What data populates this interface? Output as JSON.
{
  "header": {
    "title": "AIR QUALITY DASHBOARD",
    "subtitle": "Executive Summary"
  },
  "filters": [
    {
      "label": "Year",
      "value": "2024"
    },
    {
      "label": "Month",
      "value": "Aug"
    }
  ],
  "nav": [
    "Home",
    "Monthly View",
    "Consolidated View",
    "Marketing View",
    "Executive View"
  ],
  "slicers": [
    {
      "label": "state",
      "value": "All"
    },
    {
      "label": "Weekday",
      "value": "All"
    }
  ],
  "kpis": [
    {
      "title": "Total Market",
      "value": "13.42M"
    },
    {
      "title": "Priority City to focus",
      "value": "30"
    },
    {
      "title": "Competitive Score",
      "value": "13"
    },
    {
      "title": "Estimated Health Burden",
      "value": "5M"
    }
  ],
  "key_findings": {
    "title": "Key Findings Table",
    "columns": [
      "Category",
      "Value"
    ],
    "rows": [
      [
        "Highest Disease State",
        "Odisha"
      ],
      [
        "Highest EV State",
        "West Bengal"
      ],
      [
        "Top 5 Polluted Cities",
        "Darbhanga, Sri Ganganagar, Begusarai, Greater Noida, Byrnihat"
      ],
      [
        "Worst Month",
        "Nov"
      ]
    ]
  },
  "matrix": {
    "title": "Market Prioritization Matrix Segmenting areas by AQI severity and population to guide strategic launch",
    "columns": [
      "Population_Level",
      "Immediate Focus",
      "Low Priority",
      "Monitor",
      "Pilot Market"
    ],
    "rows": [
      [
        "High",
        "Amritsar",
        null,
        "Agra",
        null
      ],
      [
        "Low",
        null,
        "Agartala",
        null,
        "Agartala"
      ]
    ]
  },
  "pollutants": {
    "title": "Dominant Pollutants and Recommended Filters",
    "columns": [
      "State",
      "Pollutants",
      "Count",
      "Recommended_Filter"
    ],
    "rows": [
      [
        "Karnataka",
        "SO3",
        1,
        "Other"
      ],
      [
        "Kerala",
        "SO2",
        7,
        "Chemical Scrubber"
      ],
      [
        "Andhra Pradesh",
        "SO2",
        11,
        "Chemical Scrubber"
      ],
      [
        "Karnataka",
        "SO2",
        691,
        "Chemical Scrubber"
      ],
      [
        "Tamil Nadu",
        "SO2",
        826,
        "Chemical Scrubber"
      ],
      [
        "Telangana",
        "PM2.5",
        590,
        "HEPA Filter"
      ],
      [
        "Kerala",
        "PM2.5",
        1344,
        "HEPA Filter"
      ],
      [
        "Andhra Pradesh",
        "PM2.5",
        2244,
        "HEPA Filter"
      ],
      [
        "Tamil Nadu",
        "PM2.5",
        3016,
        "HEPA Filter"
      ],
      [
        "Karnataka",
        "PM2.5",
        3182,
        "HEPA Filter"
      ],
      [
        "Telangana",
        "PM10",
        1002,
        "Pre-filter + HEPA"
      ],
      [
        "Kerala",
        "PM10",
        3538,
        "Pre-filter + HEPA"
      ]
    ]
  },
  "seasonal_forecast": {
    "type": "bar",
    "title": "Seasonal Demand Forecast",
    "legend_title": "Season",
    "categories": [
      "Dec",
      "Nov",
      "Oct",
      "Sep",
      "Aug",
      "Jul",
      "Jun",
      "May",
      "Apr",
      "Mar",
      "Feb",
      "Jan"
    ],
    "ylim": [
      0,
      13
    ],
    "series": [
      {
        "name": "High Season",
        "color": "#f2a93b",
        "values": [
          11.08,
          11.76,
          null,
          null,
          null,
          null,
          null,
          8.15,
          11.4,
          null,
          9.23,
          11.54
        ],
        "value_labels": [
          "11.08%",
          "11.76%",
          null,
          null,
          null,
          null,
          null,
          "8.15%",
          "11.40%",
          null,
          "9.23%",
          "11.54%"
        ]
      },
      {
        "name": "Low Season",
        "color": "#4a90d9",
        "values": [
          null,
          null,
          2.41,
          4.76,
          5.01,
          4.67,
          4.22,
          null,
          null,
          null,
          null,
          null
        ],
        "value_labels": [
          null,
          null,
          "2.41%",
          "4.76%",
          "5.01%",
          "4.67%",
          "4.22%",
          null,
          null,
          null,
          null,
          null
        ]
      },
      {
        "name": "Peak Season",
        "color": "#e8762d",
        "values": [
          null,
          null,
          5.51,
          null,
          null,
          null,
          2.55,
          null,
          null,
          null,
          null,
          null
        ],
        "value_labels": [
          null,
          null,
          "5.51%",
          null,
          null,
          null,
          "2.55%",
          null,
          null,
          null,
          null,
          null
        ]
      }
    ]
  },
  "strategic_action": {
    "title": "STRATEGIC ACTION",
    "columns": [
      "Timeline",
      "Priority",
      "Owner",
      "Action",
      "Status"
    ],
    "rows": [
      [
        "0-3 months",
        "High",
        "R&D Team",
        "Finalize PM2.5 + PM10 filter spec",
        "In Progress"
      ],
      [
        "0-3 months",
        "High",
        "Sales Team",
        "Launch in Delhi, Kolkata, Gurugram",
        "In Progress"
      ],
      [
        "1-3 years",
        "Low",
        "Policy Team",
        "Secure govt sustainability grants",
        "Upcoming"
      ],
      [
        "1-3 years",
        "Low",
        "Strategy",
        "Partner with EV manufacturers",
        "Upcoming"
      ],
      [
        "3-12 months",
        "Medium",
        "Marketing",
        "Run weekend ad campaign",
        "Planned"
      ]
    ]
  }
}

☆ ☆ ☆ ☆ ☆ ☆ ☆

Your task is to give the records above again, exactly.

What data populates this interface? Output as JSON.
{
  "header": {
    "title": "AIR QUALITY DASHBOARD",
    "subtitle": "Executive Summary"
  },
  "filters": [
    {
      "label": "Year",
      "value": "2024"
    },
    {
      "label": "Month",
      "value": "Aug"
    }
  ],
  "nav": [
    "Home",
    "Monthly View",
    "Consolidated View",
    "Marketing View",
    "Executive View"
  ],
  "slicers": [
    {
      "label": "state",
      "value": "All"
    },
    {
      "label": "Weekday",
      "value": "All"
    }
  ],
  "kpis": [
    {
      "title": "Total Market",
      "value": "13.42M"
    },
    {
      "title": "Priority City to focus",
      "value": "30"
    },
    {
      "title": "Competitive Score",
      "value": "13"
    },
    {
      "title": "Estimated Health Burden",
      "value": "5M"
    }
  ],
  "key_findings": {
    "title": "Key Findings Table",
    "columns": [
      "Category",
      "Value"
    ],
    "rows": [
      [
        "Highest Disease State",
        "Odisha"
      ],
      [
        "Highest EV State",
        "West Bengal"
      ],
      [
        "Top 5 Polluted Cities",
        "Darbhanga, Sri Ganganagar, Begusarai, Greater Noida, Byrnihat"
      ],
      [
        "Worst Month",
        "Nov"
      ]
    ]
  },
  "matrix": {
    "title": "Market Prioritization Matrix Segmenting areas by AQI severity and population to guide strategic launch",
    "columns": [
      "Population_Level",
      "Immediate Focus",
      "Low Priority",
      "Monitor",
      "Pilot Market"
    ],
    "rows": [
      [
        "High",
        "Amritsar",
        null,
        "Agra",
        null
      ],
      [
        "Low",
        null,
        "Agartala",
        null,
        "Agartala"
      ]
    ]
  },
  "pollutants": {
    "title": "Dominant Pollutants and Recommended Filters",
    "columns": [
      "State",
      "Pollutants",
      "Count",
      "Recommended_Filter"
    ],
    "rows": [
      [
        "Karnataka",
        "SO3",
        1,
        "Other"
      ],
      [
        "Kerala",
        "SO2",
        7,
        "Chemical Scrubber"
      ],
      [
        "Andhra Pradesh",
        "SO2",
        11,
        "Chemical Scrubber"
      ],
      [
        "Karnataka",
        "SO2",
        691,
        "Chemical Scrubber"
      ],
      [
        "Tamil Nadu",
        "SO2",
        826,
        "Chemical Scrubber"
      ],
      [
        "Telangana",
        "PM2.5",
        590,
        "HEPA Filter"
      ],
      [
        "Kerala",
        "PM2.5",
        1344,
        "HEPA Filter"
      ],
      [
        "Andhra Pradesh",
        "PM2.5",
        2244,
        "HEPA Filter"
      ],
      [
        "Tamil Nadu",
        "PM2.5",
        3016,
        "HEPA Filter"
      ],
      [
        "Karnataka",
        "PM2.5",
        3182,
        "HEPA Filter"
      ],
      [
        "Telangana",
        "PM10",
        1002,
        "Pre-filter + HEPA"
      ],
      [
        "Kerala",
        "PM10",
        3538,
        "Pre-filter + HEPA"
      ]
    ]
  },
  "seasonal_forecast": {
    "type": "bar",
    "title": "Seasonal Demand Forecast",
    "legend_title": "Season",
    "categories": [
      "Dec",
      "Nov",
      "Oct",
      "Sep",
      "Aug",
      "Jul",
      "Jun",
      "May",
      "Apr",
      "Mar",
      "Feb",
      "Jan"
    ],
    "ylim": [
      0,
      13
    ],
    "series": [
      {
        "name": "High Season",
        "color": "#f2a93b",
        "values": [
          11.08,
          11.76,
          null,
          null,
          null,
          null,
          null,
          8.15,
          11.4,
          null,
          9.23,
          11.54
        ],
        "value_labels": [
          "11.08%",
          "11.76%",
          null,
          null,
          null,
          null,
          null,
          "8.15%",
          "11.40%",
          null,
          "9.23%",
          "11.54%"
        ]
      },
      {
        "name": "Low Season",
        "color": "#4a90d9",
        "values": [
          null,
          null,
          2.41,
          4.76,
          5.01,
          4.67,
          4.22,
          null,
          null,
          null,
          null,
          null
        ],
        "value_labels": [
          null,
          null,
          "2.41%",
          "4.76%",
          "5.01%",
          "4.67%",
          "4.22%",
          null,
          null,
          null,
          null,
          null
        ]
      },
      {
        "name": "Peak Season",
        "color": "#e8762d",
        "values": [
          null,
          null,
          5.51,
          null,
          null,
          null,
          2.55,
          null,
          null,
          null,
          null,
          null
        ],
        "value_labels": [
          null,
          null,
          "5.51%",
          null,
          null,
          null,
          "2.55%",
          null,
          null,
          null,
          null,
          null
        ]
      }
    ]
  },
  "strategic_action": {
    "title": "STRATEGIC ACTION",
    "columns": [
      "Timeline",
      "Priority",
      "Owner",
      "Action",
      "Status"
    ],
    "rows": [
      [
        "0-3 months",
        "High",
        "R&D Team",
        "Finalize PM2.5 + PM10 filter spec",
        "In Progress"
      ],
      [
        "0-3 months",
        "High",
        "Sales Team",
        "Launch in Delhi, Kolkata, Gurugram",
        "In Progress"
      ],
      [
        "1-3 years",
        "Low",
        "Policy Team",
        "Secure govt sustainability grants",
        "Upcoming"
      ],
      [
        "1-3 years",
        "Low",
        "Strategy",
        "Partner with EV manufacturers",
        "Upcoming"
      ],
      [
        "3-12 months",
        "Medium",
        "Marketing",
        "Run weekend ad campaign",
        "Planned"
      ]
    ]
  }
}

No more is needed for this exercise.